Omit the images, then output each of the records below exactly.

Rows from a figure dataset
*-*-*

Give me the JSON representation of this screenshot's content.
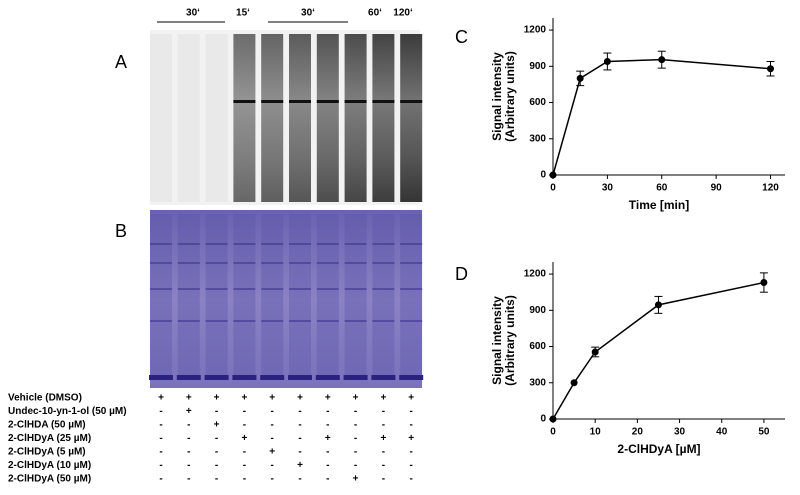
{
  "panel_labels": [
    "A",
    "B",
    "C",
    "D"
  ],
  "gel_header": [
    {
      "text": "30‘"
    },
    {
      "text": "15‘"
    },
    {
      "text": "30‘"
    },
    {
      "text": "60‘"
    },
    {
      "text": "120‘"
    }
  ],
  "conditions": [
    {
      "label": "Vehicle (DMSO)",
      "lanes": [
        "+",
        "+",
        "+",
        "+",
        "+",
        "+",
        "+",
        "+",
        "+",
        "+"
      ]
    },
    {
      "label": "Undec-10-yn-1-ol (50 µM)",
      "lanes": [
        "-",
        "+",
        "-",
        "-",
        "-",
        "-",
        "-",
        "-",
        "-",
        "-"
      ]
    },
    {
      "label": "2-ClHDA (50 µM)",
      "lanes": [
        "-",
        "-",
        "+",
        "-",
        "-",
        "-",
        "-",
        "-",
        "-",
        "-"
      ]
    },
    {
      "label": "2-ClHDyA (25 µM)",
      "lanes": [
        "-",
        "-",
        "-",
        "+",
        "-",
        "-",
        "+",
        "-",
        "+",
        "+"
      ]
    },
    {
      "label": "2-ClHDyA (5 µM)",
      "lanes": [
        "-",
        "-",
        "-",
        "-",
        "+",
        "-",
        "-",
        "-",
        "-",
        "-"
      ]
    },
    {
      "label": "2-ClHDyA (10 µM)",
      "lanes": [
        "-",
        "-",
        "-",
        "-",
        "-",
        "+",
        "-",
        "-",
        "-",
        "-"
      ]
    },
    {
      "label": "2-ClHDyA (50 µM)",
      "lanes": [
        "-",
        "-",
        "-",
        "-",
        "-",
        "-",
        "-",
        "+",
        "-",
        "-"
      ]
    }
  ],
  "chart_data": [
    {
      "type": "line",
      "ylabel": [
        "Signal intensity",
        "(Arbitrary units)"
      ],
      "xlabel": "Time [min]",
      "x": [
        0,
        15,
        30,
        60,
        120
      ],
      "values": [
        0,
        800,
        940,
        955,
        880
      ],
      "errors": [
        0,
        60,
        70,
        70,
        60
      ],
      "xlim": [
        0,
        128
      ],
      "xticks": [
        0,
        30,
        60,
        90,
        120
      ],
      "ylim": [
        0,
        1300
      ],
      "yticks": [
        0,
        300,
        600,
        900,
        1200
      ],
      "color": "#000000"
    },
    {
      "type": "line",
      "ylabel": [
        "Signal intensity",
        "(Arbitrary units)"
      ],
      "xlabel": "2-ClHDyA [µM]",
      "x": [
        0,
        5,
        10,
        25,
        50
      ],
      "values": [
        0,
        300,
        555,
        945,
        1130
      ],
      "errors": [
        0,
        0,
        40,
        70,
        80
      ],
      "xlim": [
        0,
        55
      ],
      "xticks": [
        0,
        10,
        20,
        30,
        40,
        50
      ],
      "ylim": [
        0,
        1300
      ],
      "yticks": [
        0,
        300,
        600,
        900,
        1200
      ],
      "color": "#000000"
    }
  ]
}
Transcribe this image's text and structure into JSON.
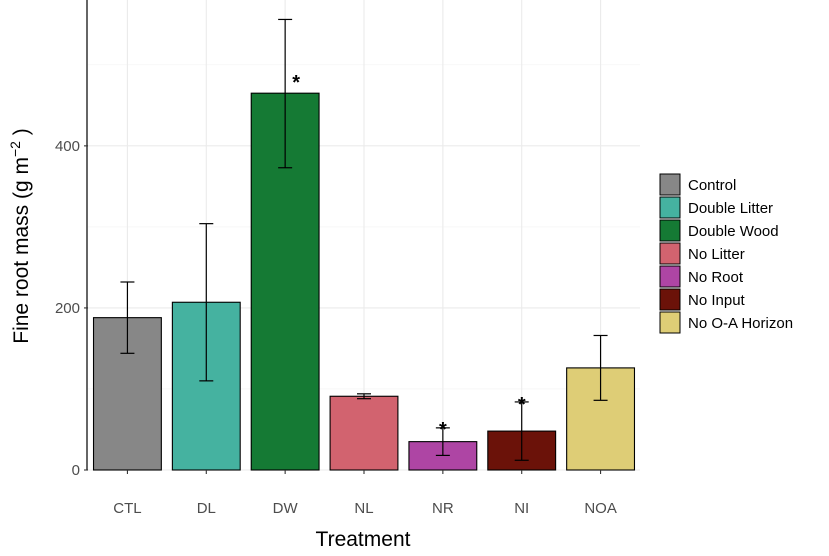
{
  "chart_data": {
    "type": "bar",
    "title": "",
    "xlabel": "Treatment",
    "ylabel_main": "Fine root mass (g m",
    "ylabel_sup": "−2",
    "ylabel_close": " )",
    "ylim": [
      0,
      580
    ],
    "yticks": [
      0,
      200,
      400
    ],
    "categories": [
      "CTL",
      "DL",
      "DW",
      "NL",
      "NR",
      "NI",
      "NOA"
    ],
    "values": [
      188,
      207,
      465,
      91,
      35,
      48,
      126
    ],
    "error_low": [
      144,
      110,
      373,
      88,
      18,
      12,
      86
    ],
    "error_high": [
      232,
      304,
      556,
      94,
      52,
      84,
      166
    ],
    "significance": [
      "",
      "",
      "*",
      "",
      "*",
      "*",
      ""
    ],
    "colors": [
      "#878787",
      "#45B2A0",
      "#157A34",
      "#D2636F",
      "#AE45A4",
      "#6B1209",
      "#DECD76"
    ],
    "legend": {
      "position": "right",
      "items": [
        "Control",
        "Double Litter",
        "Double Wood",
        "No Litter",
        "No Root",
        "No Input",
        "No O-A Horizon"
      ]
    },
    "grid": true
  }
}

*-*-*

Task output =>
Give me the JSON representation of this screenshot's content.
{
  "panel_labels": [
    "A",
    "B",
    "C",
    "D"
  ],
  "gel_header": [
    {
      "text": "30‘"
    },
    {
      "text": "15‘"
    },
    {
      "text": "30‘"
    },
    {
      "text": "60‘"
    },
    {
      "text": "120‘"
    }
  ],
  "conditions": [
    {
      "label": "Vehicle (DMSO)",
      "lanes": [
        "+",
        "+",
        "+",
        "+",
        "+",
        "+",
        "+",
        "+",
        "+",
        "+"
      ]
    },
    {
      "label": "Undec-10-yn-1-ol (50 µM)",
      "lanes": [
        "-",
        "+",
        "-",
        "-",
        "-",
        "-",
        "-",
        "-",
        "-",
        "-"
      ]
    },
    {
      "label": "2-ClHDA (50 µM)",
      "lanes": [
        "-",
        "-",
        "+",
        "-",
        "-",
        "-",
        "-",
        "-",
        "-",
        "-"
      ]
    },
    {
      "label": "2-ClHDyA (25 µM)",
      "lanes": [
        "-",
        "-",
        "-",
        "+",
        "-",
        "-",
        "+",
        "-",
        "+",
        "+"
      ]
    },
    {
      "label": "2-ClHDyA (5 µM)",
      "lanes": [
        "-",
        "-",
        "-",
        "-",
        "+",
        "-",
        "-",
        "-",
        "-",
        "-"
      ]
    },
    {
      "label": "2-ClHDyA (10 µM)",
      "lanes": [
        "-",
        "-",
        "-",
        "-",
        "-",
        "+",
        "-",
        "-",
        "-",
        "-"
      ]
    },
    {
      "label": "2-ClHDyA (50 µM)",
      "lanes": [
        "-",
        "-",
        "-",
        "-",
        "-",
        "-",
        "-",
        "+",
        "-",
        "-"
      ]
    }
  ],
  "chart_data": [
    {
      "type": "line",
      "ylabel": [
        "Signal intensity",
        "(Arbitrary units)"
      ],
      "xlabel": "Time [min]",
      "x": [
        0,
        15,
        30,
        60,
        120
      ],
      "values": [
        0,
        800,
        940,
        955,
        880
      ],
      "errors": [
        0,
        60,
        70,
        70,
        60
      ],
      "xlim": [
        0,
        128
      ],
      "xticks": [
        0,
        30,
        60,
        90,
        120
      ],
      "ylim": [
        0,
        1300
      ],
      "yticks": [
        0,
        300,
        600,
        900,
        1200
      ],
      "color": "#000000"
    },
    {
      "type": "line",
      "ylabel": [
        "Signal intensity",
        "(Arbitrary units)"
      ],
      "xlabel": "2-ClHDyA [µM]",
      "x": [
        0,
        5,
        10,
        25,
        50
      ],
      "values": [
        0,
        300,
        555,
        945,
        1130
      ],
      "errors": [
        0,
        0,
        40,
        70,
        80
      ],
      "xlim": [
        0,
        55
      ],
      "xticks": [
        0,
        10,
        20,
        30,
        40,
        50
      ],
      "ylim": [
        0,
        1300
      ],
      "yticks": [
        0,
        300,
        600,
        900,
        1200
      ],
      "color": "#000000"
    }
  ]
}
Transcribe this image's text and structure into JSON.
{
  "chart_data": {
    "type": "bar",
    "title": "",
    "xlabel": "Treatment",
    "ylabel_main": "Fine root mass (g m",
    "ylabel_sup": "−2",
    "ylabel_close": " )",
    "ylim": [
      0,
      580
    ],
    "yticks": [
      0,
      200,
      400
    ],
    "categories": [
      "CTL",
      "DL",
      "DW",
      "NL",
      "NR",
      "NI",
      "NOA"
    ],
    "values": [
      188,
      207,
      465,
      91,
      35,
      48,
      126
    ],
    "error_low": [
      144,
      110,
      373,
      88,
      18,
      12,
      86
    ],
    "error_high": [
      232,
      304,
      556,
      94,
      52,
      84,
      166
    ],
    "significance": [
      "",
      "",
      "*",
      "",
      "*",
      "*",
      ""
    ],
    "colors": [
      "#878787",
      "#45B2A0",
      "#157A34",
      "#D2636F",
      "#AE45A4",
      "#6B1209",
      "#DECD76"
    ],
    "legend": {
      "position": "right",
      "items": [
        "Control",
        "Double Litter",
        "Double Wood",
        "No Litter",
        "No Root",
        "No Input",
        "No O-A Horizon"
      ]
    },
    "grid": true
  }
}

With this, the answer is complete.